[EXTRACT]
----------
DATA DRIVEN METHODS - 2024/5

Module code: MATM071

Module Overview

The presentations of the module will focus on data-driven methods for the analysis of dynamical systems and time-series data and on related machine learning problems such as dimensionality reduction, manifold learning, regression, and classification. 

Python will be used to implement data-driven methods. The methods will then be applied to typical benchmark problems such as chaotic dynamical systems, metastable stochastic systems, and fluid dynamics problems, but also, for instance, to image classification problems to highlight similarities with classical supervised learning applications.

Module provider

Mathematics & Physics

Module Leader

GODOLPHIN Janet (Maths & Phys)

Number of Credits: 15

ECTS Credits: 7.5

Framework: FHEQ Level 7

Module cap (Maximum number of students): N/A

Overall student workload

Independent Learning Hours: 76

Lecture Hours: 22

Laboratory Hours: 11

Guided Learning: 30

Captured Content: 11

Module Availability

Semester 2

Prerequisites / Co-requisites

None

Module content

Indicative content includes: 


  • General dimensionality reduction, classification, and clustering:
    We will first introduce methods such as Principal Component Analysis (PCA), Linear Discriminant Analysis (LDA), Canonical Correlation Analysis (CCA), k-means, and Spectral Clustering.

  • Kernel-based methods and statistical learning theory:
    Reproducing kernel Hilbert space theory, Support Vector Machines, kernel-based variants of methods such as PCA and CCA, Kernel Ridge Regression, manifold learning.

  • Transfer operators and applications: Koopman and Perron-Frobenius operators and their generators (for the detection of metastable sets and the global analysis of dynamical systems), Markov State Models, Ulam's method, Dynamic Mode Decomposition (and extensions), Sparse Identification of Nonlinear Dynamics (learning governing equations from data), kernel-based methods for transfer operators.


Assessment pattern

Assessment type Unit of assessment Weighting
Coursework Assessed Coursework 1 20
Coursework Assessed Coursework 2 20
Coursework Assessed Coursework 3 20
Coursework Assessed Coursework 4 40

Alternative Assessment

NA

Assessment Strategy

The assessment strategy is designed to provide students with the opportunity to demonstrate: 


  • Analytical ability through the detailed expositions of the methods used in the coursework assignments.
----------
[INFORMATION SUPPLIED]

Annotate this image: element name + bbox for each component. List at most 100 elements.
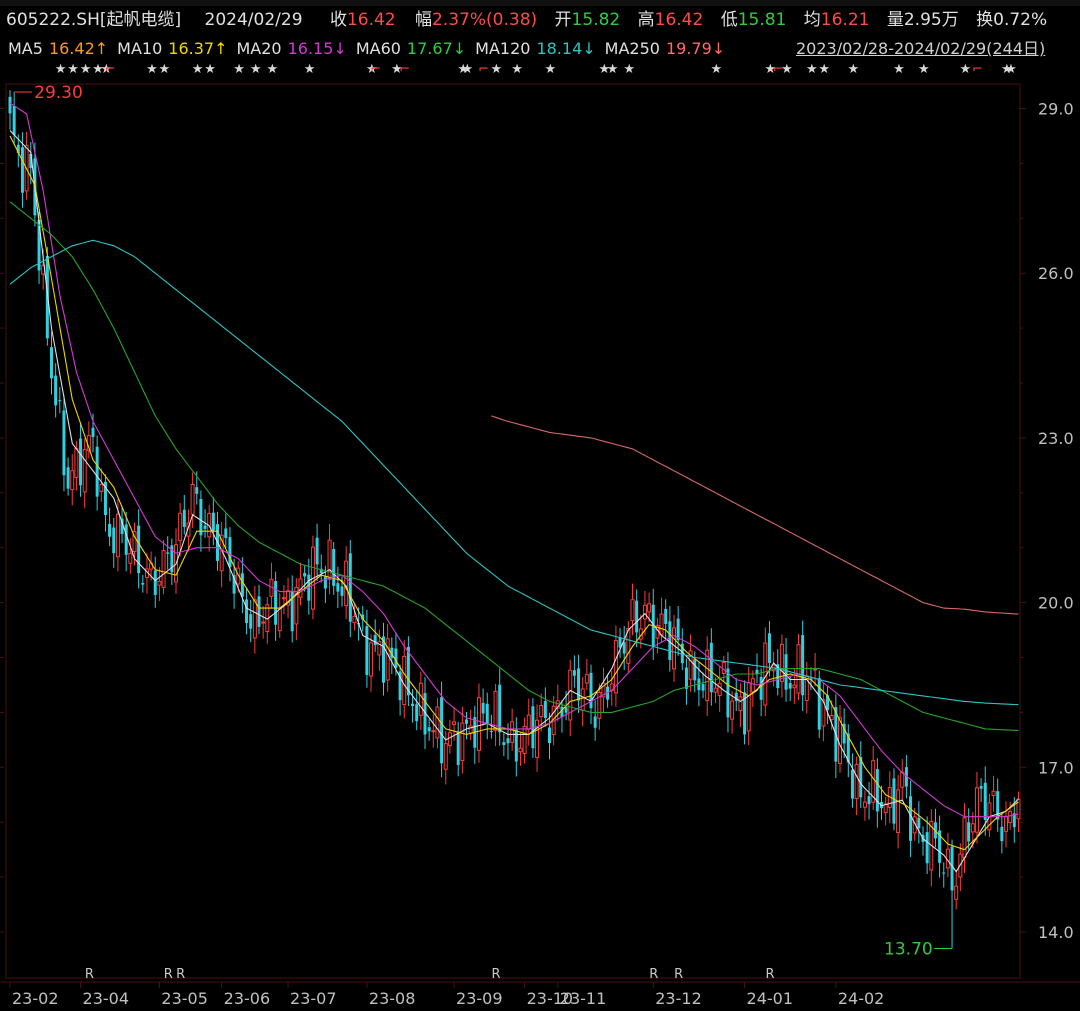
----------
[PROBLEM TO WORK ON] Reproduce the data-driven methods module description from "The assessment strategy is designed" to "the coursework assignments.", word for word. The material plays no part in this work.

[REPLY TO THE EXERCISE]
The assessment strategy is designed to provide students with the opportunity to demonstrate: 


  • Analytical ability through the detailed expositions of the methods used in the coursework assignments.